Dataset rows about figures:
* Begin *

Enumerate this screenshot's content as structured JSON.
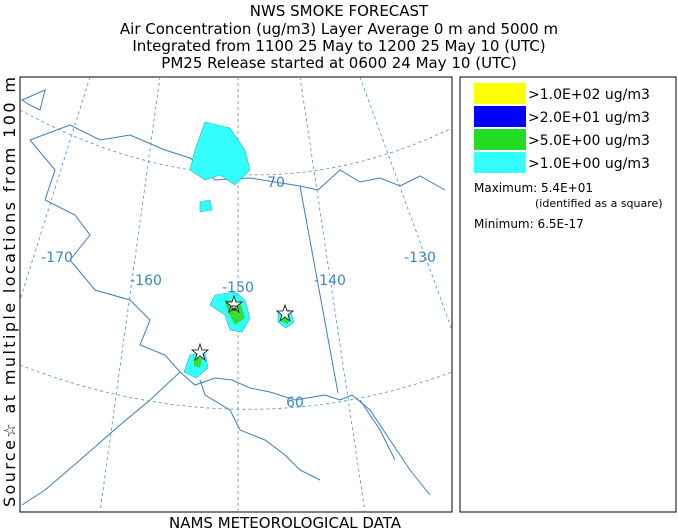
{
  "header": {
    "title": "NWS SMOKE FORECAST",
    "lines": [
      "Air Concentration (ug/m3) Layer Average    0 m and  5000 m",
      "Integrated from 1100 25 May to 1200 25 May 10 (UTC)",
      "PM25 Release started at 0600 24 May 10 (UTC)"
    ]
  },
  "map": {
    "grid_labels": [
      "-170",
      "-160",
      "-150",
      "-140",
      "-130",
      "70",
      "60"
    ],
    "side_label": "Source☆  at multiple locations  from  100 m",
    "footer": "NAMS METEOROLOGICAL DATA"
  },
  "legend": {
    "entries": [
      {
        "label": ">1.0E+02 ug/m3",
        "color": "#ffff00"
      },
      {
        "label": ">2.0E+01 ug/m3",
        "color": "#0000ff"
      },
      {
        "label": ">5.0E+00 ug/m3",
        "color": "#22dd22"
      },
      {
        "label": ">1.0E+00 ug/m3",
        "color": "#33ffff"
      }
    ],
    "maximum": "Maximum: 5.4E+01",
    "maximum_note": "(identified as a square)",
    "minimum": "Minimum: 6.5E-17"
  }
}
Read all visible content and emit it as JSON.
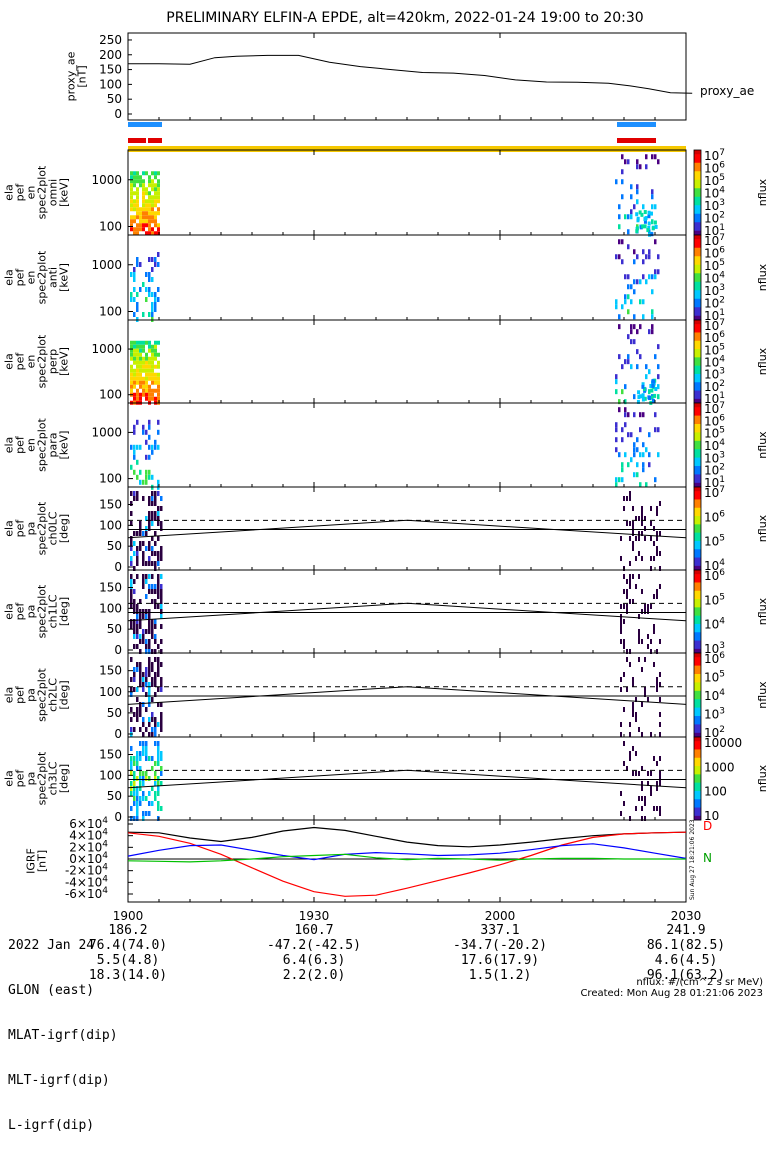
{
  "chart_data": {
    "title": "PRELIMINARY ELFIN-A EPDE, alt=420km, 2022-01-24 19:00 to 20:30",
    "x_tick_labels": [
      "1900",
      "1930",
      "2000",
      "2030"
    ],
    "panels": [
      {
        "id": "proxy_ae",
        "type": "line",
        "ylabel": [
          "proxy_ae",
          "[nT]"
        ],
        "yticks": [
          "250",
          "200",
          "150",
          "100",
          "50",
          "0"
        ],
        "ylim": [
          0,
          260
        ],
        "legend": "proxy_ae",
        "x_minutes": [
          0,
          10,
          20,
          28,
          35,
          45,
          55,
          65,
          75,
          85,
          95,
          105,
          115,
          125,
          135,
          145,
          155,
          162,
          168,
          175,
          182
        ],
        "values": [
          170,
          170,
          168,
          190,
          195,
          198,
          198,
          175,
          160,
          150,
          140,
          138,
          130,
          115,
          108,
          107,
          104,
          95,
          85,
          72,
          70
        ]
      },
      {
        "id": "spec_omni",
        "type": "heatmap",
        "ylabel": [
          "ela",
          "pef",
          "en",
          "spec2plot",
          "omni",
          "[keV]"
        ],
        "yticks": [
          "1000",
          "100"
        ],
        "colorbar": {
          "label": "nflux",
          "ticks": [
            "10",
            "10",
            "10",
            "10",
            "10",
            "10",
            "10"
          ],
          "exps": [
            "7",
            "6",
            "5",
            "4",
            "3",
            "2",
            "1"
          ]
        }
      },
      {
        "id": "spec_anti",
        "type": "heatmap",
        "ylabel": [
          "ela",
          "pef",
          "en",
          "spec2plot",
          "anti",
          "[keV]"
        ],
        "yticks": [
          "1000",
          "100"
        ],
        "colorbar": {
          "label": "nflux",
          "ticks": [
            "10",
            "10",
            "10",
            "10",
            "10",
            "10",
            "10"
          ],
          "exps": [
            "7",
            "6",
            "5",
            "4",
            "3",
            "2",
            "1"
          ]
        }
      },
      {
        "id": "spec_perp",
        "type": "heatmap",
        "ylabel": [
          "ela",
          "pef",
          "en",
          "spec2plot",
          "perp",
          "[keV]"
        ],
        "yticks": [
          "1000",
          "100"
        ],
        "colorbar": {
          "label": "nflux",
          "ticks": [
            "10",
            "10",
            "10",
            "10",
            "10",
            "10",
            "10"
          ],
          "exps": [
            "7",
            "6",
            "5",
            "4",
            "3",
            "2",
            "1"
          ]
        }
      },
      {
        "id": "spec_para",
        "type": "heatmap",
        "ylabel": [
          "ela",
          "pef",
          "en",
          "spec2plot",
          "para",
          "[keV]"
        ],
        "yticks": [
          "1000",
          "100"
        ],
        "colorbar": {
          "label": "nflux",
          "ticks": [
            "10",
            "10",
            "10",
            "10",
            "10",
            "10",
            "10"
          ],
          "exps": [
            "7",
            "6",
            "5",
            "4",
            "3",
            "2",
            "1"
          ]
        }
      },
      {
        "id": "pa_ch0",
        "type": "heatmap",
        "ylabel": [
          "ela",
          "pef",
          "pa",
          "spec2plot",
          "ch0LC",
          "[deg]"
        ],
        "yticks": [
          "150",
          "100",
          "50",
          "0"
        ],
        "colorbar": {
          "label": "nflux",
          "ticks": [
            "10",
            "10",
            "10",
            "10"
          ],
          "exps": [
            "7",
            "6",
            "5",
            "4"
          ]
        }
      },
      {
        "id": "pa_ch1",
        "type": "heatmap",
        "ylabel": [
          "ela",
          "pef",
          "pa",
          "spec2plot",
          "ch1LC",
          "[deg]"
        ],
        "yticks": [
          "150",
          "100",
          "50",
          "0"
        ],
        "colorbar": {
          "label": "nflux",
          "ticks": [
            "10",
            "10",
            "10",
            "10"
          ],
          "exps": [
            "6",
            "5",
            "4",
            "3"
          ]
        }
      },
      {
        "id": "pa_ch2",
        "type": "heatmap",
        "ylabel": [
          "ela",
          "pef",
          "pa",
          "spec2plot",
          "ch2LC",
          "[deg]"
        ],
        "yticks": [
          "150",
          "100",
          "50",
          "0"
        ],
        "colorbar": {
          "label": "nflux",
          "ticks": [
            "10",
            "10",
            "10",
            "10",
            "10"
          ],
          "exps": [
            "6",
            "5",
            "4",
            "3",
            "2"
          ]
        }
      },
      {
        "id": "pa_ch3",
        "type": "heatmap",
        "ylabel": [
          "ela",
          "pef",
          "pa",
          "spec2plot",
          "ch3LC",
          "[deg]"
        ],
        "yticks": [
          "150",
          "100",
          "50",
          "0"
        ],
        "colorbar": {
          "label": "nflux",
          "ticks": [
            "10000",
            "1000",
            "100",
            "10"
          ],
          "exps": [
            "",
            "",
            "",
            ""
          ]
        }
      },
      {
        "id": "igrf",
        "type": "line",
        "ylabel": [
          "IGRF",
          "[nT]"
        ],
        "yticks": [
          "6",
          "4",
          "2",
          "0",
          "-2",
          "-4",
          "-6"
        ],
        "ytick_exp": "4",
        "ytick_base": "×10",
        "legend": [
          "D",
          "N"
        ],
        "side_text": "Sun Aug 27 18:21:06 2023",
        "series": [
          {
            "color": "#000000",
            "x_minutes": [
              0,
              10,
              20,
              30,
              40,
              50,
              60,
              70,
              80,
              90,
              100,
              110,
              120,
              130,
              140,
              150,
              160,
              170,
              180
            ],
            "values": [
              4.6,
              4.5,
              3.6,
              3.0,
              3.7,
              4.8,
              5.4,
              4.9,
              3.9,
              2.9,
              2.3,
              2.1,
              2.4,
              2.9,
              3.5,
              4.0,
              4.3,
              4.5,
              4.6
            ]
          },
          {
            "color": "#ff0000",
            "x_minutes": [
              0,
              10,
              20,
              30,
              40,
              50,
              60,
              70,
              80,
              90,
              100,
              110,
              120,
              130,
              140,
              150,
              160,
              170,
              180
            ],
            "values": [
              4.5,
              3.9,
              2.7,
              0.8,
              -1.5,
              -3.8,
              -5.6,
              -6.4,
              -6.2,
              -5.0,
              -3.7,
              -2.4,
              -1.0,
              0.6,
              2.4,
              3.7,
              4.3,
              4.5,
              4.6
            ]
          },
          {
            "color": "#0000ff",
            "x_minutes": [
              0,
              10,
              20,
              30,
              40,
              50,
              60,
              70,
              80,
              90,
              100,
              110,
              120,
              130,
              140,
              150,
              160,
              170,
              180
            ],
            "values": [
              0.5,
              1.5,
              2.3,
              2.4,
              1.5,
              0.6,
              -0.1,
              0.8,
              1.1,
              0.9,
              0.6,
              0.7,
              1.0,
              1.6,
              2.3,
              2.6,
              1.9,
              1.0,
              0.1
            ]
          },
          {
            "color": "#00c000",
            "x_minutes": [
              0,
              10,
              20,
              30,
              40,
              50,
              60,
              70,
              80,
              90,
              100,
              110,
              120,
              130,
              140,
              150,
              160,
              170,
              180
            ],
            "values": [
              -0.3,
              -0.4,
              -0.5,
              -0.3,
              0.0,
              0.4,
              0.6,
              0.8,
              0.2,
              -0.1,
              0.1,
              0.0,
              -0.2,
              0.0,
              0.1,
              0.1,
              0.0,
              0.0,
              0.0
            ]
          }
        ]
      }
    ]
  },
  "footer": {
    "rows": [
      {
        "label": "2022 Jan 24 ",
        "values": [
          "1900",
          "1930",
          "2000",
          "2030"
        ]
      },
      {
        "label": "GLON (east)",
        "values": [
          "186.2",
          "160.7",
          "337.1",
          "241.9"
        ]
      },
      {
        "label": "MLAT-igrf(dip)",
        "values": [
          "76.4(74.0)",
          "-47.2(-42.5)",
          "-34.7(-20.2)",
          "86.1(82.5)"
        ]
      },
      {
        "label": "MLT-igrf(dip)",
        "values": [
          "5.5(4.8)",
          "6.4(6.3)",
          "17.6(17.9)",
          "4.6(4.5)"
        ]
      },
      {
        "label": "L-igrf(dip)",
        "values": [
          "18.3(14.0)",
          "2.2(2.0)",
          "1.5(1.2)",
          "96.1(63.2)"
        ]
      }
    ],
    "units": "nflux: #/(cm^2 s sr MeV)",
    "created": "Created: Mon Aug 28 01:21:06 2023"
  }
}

* End *
* Begin *

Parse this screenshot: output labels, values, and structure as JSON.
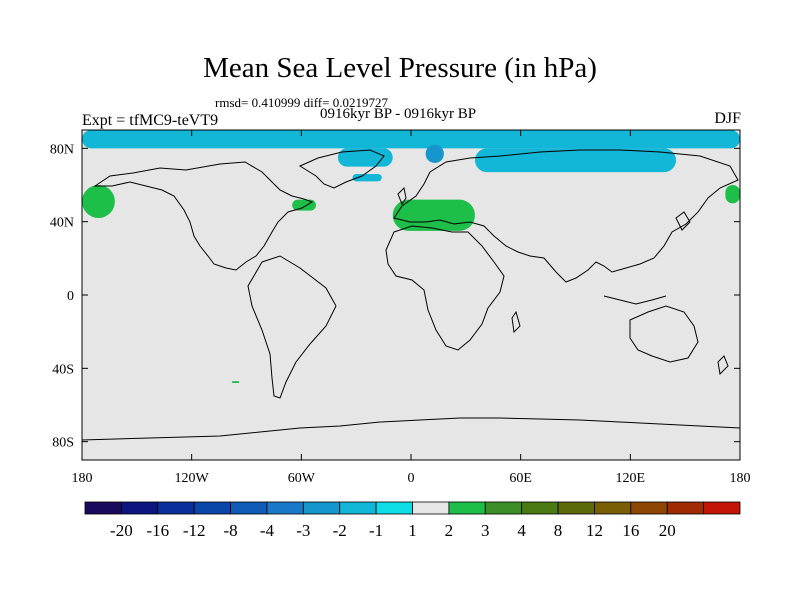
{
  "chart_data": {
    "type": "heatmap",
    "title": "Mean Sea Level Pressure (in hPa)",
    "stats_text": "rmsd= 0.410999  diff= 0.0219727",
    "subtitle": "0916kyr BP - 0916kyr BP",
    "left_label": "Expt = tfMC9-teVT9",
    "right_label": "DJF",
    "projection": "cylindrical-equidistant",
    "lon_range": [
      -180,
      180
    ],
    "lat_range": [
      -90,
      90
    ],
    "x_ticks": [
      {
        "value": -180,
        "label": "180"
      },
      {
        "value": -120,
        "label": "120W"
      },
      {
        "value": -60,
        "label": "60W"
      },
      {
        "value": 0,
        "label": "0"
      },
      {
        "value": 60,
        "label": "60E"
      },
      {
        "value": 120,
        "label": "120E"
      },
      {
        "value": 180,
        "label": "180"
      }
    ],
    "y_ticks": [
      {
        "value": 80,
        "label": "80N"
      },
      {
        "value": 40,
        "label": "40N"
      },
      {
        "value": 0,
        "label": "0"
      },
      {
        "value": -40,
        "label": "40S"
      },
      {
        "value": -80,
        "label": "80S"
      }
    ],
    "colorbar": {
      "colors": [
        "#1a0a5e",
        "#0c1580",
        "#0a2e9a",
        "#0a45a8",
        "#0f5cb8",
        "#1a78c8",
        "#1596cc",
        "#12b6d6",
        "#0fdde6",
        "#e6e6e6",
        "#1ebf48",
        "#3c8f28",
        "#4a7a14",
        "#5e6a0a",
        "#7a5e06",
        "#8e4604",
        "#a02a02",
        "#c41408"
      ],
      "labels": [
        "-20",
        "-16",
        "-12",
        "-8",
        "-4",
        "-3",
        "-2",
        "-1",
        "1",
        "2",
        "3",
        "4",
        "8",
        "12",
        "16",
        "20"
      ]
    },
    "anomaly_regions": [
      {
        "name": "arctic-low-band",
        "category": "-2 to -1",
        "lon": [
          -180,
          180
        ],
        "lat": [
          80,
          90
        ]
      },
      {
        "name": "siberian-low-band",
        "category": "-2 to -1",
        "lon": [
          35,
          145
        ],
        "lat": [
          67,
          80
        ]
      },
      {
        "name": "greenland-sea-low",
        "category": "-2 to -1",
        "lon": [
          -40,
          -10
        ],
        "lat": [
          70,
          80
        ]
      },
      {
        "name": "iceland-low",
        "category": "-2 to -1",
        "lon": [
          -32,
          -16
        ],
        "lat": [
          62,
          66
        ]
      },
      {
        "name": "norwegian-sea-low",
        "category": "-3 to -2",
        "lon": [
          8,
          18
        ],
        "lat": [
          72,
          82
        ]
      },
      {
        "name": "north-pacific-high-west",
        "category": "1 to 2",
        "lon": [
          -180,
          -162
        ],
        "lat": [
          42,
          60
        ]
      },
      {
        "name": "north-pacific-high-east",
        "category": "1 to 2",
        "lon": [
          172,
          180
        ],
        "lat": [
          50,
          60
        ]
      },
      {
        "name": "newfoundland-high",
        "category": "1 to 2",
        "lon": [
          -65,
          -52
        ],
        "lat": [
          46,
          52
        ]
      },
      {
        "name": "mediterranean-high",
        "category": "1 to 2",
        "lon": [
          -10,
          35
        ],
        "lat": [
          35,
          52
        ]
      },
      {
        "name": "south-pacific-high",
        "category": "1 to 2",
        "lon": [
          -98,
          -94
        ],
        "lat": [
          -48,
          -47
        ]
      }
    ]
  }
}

* End *
* Begin *

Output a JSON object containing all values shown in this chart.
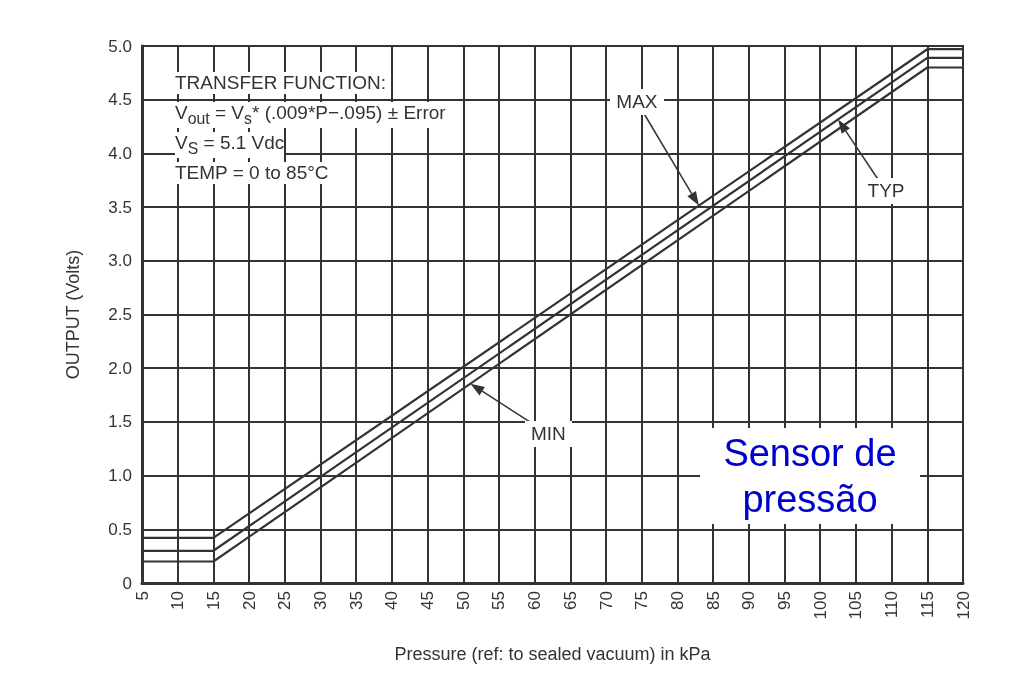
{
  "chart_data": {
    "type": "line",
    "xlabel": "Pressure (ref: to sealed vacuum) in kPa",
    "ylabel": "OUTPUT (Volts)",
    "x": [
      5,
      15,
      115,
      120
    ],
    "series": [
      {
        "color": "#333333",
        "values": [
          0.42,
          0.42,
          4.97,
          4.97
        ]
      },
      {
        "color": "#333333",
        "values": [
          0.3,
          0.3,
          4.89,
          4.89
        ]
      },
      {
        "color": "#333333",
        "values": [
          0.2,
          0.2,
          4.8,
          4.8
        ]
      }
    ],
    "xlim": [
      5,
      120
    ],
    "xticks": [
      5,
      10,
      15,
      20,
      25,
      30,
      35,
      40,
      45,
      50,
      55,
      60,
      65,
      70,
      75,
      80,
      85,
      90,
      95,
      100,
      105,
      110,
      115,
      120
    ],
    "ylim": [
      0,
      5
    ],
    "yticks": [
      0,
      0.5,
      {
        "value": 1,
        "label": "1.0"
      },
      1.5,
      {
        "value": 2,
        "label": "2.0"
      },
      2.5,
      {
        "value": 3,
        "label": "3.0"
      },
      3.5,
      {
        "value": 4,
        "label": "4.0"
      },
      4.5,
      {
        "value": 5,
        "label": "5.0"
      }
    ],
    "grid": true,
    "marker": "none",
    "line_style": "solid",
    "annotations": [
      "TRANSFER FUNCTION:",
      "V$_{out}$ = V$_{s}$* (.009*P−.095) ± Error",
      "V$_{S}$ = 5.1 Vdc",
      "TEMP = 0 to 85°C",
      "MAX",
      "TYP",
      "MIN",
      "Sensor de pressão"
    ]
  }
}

* End *

AIM OF THE TASK = Filter the entries and copy out every line with the word "band".

FINAL RESULT =
        "name": "arctic-low-band",
        "name": "siberian-low-band",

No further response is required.